# What to produce:
Reproduce the entries below in full, word for word.

[Excerpts from a figure dataset]
::::

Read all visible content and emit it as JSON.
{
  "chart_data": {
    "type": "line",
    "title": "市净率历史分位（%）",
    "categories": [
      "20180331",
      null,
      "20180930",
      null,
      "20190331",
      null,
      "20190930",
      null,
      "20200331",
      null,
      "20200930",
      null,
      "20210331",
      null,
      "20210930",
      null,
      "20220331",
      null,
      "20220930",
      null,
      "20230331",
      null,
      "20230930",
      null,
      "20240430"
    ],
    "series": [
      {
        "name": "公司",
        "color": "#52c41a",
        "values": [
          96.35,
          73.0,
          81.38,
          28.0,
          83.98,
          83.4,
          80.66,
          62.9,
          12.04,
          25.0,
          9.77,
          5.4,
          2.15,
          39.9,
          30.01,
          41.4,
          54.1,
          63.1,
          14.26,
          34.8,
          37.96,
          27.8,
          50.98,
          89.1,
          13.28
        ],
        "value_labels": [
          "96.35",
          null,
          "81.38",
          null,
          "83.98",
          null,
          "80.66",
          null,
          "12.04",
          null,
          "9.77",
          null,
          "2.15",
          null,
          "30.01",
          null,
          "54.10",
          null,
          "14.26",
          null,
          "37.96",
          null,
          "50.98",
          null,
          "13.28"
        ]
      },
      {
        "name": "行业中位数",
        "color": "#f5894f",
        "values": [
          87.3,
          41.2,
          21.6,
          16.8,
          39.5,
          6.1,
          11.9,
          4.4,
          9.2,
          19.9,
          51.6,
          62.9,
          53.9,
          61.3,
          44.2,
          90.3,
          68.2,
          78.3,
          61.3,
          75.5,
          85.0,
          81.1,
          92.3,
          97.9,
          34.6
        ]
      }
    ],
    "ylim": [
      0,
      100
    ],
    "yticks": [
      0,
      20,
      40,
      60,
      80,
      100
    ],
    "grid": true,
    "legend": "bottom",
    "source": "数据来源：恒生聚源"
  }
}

::::

# The output:
Read all visible content and emit it as JSON.
{
  "chart_data": {
    "type": "line",
    "title": "市净率历史分位（%）",
    "categories": [
      "20180331",
      null,
      "20180930",
      null,
      "20190331",
      null,
      "20190930",
      null,
      "20200331",
      null,
      "20200930",
      null,
      "20210331",
      null,
      "20210930",
      null,
      "20220331",
      null,
      "20220930",
      null,
      "20230331",
      null,
      "20230930",
      null,
      "20240430"
    ],
    "series": [
      {
        "name": "公司",
        "color": "#52c41a",
        "values": [
          96.35,
          73.0,
          81.38,
          28.0,
          83.98,
          83.4,
          80.66,
          62.9,
          12.04,
          25.0,
          9.77,
          5.4,
          2.15,
          39.9,
          30.01,
          41.4,
          54.1,
          63.1,
          14.26,
          34.8,
          37.96,
          27.8,
          50.98,
          89.1,
          13.28
        ],
        "value_labels": [
          "96.35",
          null,
          "81.38",
          null,
          "83.98",
          null,
          "80.66",
          null,
          "12.04",
          null,
          "9.77",
          null,
          "2.15",
          null,
          "30.01",
          null,
          "54.10",
          null,
          "14.26",
          null,
          "37.96",
          null,
          "50.98",
          null,
          "13.28"
        ]
      },
      {
        "name": "行业中位数",
        "color": "#f5894f",
        "values": [
          87.3,
          41.2,
          21.6,
          16.8,
          39.5,
          6.1,
          11.9,
          4.4,
          9.2,
          19.9,
          51.6,
          62.9,
          53.9,
          61.3,
          44.2,
          90.3,
          68.2,
          78.3,
          61.3,
          75.5,
          85.0,
          81.1,
          92.3,
          97.9,
          34.6
        ]
      }
    ],
    "ylim": [
      0,
      100
    ],
    "yticks": [
      0,
      20,
      40,
      60,
      80,
      100
    ],
    "grid": true,
    "legend": "bottom",
    "source": "数据来源：恒生聚源"
  }
}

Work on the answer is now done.